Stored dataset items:
***

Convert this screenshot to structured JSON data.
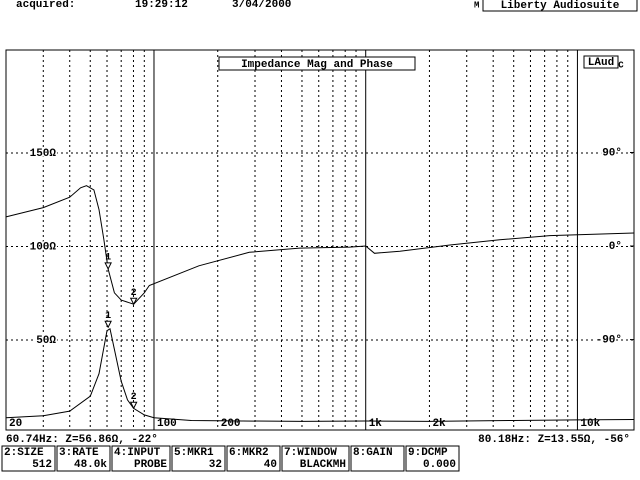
{
  "header": {
    "label": "acquired:",
    "time": "19:29:12",
    "date": "3/04/2000",
    "mode": "M",
    "app": "Liberty Audiosuite"
  },
  "chart_data": {
    "type": "line",
    "title": "Impedance Mag and Phase",
    "badge": "LAud",
    "badge_sub": "C",
    "xlim": [
      20,
      18500
    ],
    "xscale": "log",
    "xticks": [
      20,
      100,
      200,
      {
        "value": 1000,
        "label": "1k"
      },
      {
        "value": 2000,
        "label": "2k"
      },
      {
        "value": 10000,
        "label": "10k"
      }
    ],
    "xminorticks": [
      30,
      40,
      50,
      60,
      70,
      80,
      90,
      300,
      400,
      500,
      600,
      700,
      800,
      900,
      3000,
      4000,
      5000,
      6000,
      7000,
      8000,
      9000
    ],
    "ylim": [
      1.9,
      205.1
    ],
    "yticks": [
      {
        "value": 50,
        "label": "50Ω"
      },
      {
        "value": 100,
        "label": "100Ω"
      },
      {
        "value": 150,
        "label": "150Ω"
      }
    ],
    "y2lim": [
      -177,
      188.6
    ],
    "y2ticks": [
      {
        "value": -90,
        "label": "-90°"
      },
      {
        "value": 0,
        "label": "0°"
      },
      {
        "value": 90,
        "label": "90°"
      }
    ],
    "grid": true,
    "series": [
      {
        "name": "Magnitude",
        "color": "#000000",
        "x": [
          20,
          30,
          40,
          50,
          55,
          60,
          62,
          65,
          70,
          75,
          80,
          90,
          100,
          150,
          200,
          500,
          1000,
          2000,
          5000,
          10000,
          18500
        ],
        "values": [
          8.5,
          9.5,
          12,
          20,
          32,
          55,
          56,
          45,
          28,
          18,
          13.5,
          10,
          8.5,
          7,
          6.8,
          6.5,
          6.7,
          6.5,
          7,
          7.3,
          7.5
        ]
      },
      {
        "name": "Phase",
        "color": "#000000",
        "axis": "y2",
        "x": [
          20,
          30,
          40,
          45,
          48,
          52,
          55,
          58,
          60.74,
          65,
          70,
          80.18,
          90,
          95,
          163,
          282,
          487,
          840,
          1000,
          1100,
          1450,
          2500,
          4300,
          7400,
          18500
        ],
        "values": [
          28,
          37,
          47,
          56,
          58,
          54,
          35,
          6,
          -22,
          -45,
          -52,
          -56,
          -45,
          -38,
          -19,
          -6,
          -2,
          -1,
          0,
          -7,
          -5,
          1,
          6,
          10,
          12.5
        ]
      }
    ],
    "markers": [
      {
        "label": "1",
        "x": 60.74,
        "y": 56.86,
        "y2": -22,
        "readout": "60.74Hz: Z=56.86Ω, -22°"
      },
      {
        "label": "2",
        "x": 80.18,
        "y": 13.55,
        "y2": -56,
        "readout": "80.18Hz: Z=13.55Ω, -56°"
      }
    ]
  },
  "function_keys": [
    {
      "label": "2:SIZE",
      "value": "512"
    },
    {
      "label": "3:RATE",
      "value": "48.0k"
    },
    {
      "label": "4:INPUT",
      "value": "PROBE"
    },
    {
      "label": "5:MKR1",
      "value": "32"
    },
    {
      "label": "6:MKR2",
      "value": "40"
    },
    {
      "label": "7:WINDOW",
      "value": "BLACKMH"
    },
    {
      "label": "8:GAIN"
    },
    {
      "label": "9:DCMP",
      "value": "0.000"
    }
  ]
}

***

■ Direction
Repeat the material exactly as it reads, without any of its pictures.

■ Result of the task
Convert this screenshot to structured JSON data.
{
  "header": {
    "label": "acquired:",
    "time": "19:29:12",
    "date": "3/04/2000",
    "mode": "M",
    "app": "Liberty Audiosuite"
  },
  "chart_data": {
    "type": "line",
    "title": "Impedance Mag and Phase",
    "badge": "LAud",
    "badge_sub": "C",
    "xlim": [
      20,
      18500
    ],
    "xscale": "log",
    "xticks": [
      20,
      100,
      200,
      {
        "value": 1000,
        "label": "1k"
      },
      {
        "value": 2000,
        "label": "2k"
      },
      {
        "value": 10000,
        "label": "10k"
      }
    ],
    "xminorticks": [
      30,
      40,
      50,
      60,
      70,
      80,
      90,
      300,
      400,
      500,
      600,
      700,
      800,
      900,
      3000,
      4000,
      5000,
      6000,
      7000,
      8000,
      9000
    ],
    "ylim": [
      1.9,
      205.1
    ],
    "yticks": [
      {
        "value": 50,
        "label": "50Ω"
      },
      {
        "value": 100,
        "label": "100Ω"
      },
      {
        "value": 150,
        "label": "150Ω"
      }
    ],
    "y2lim": [
      -177,
      188.6
    ],
    "y2ticks": [
      {
        "value": -90,
        "label": "-90°"
      },
      {
        "value": 0,
        "label": "0°"
      },
      {
        "value": 90,
        "label": "90°"
      }
    ],
    "grid": true,
    "series": [
      {
        "name": "Magnitude",
        "color": "#000000",
        "x": [
          20,
          30,
          40,
          50,
          55,
          60,
          62,
          65,
          70,
          75,
          80,
          90,
          100,
          150,
          200,
          500,
          1000,
          2000,
          5000,
          10000,
          18500
        ],
        "values": [
          8.5,
          9.5,
          12,
          20,
          32,
          55,
          56,
          45,
          28,
          18,
          13.5,
          10,
          8.5,
          7,
          6.8,
          6.5,
          6.7,
          6.5,
          7,
          7.3,
          7.5
        ]
      },
      {
        "name": "Phase",
        "color": "#000000",
        "axis": "y2",
        "x": [
          20,
          30,
          40,
          45,
          48,
          52,
          55,
          58,
          60.74,
          65,
          70,
          80.18,
          90,
          95,
          163,
          282,
          487,
          840,
          1000,
          1100,
          1450,
          2500,
          4300,
          7400,
          18500
        ],
        "values": [
          28,
          37,
          47,
          56,
          58,
          54,
          35,
          6,
          -22,
          -45,
          -52,
          -56,
          -45,
          -38,
          -19,
          -6,
          -2,
          -1,
          0,
          -7,
          -5,
          1,
          6,
          10,
          12.5
        ]
      }
    ],
    "markers": [
      {
        "label": "1",
        "x": 60.74,
        "y": 56.86,
        "y2": -22,
        "readout": "60.74Hz: Z=56.86Ω, -22°"
      },
      {
        "label": "2",
        "x": 80.18,
        "y": 13.55,
        "y2": -56,
        "readout": "80.18Hz: Z=13.55Ω, -56°"
      }
    ]
  },
  "function_keys": [
    {
      "label": "2:SIZE",
      "value": "512"
    },
    {
      "label": "3:RATE",
      "value": "48.0k"
    },
    {
      "label": "4:INPUT",
      "value": "PROBE"
    },
    {
      "label": "5:MKR1",
      "value": "32"
    },
    {
      "label": "6:MKR2",
      "value": "40"
    },
    {
      "label": "7:WINDOW",
      "value": "BLACKMH"
    },
    {
      "label": "8:GAIN"
    },
    {
      "label": "9:DCMP",
      "value": "0.000"
    }
  ]
}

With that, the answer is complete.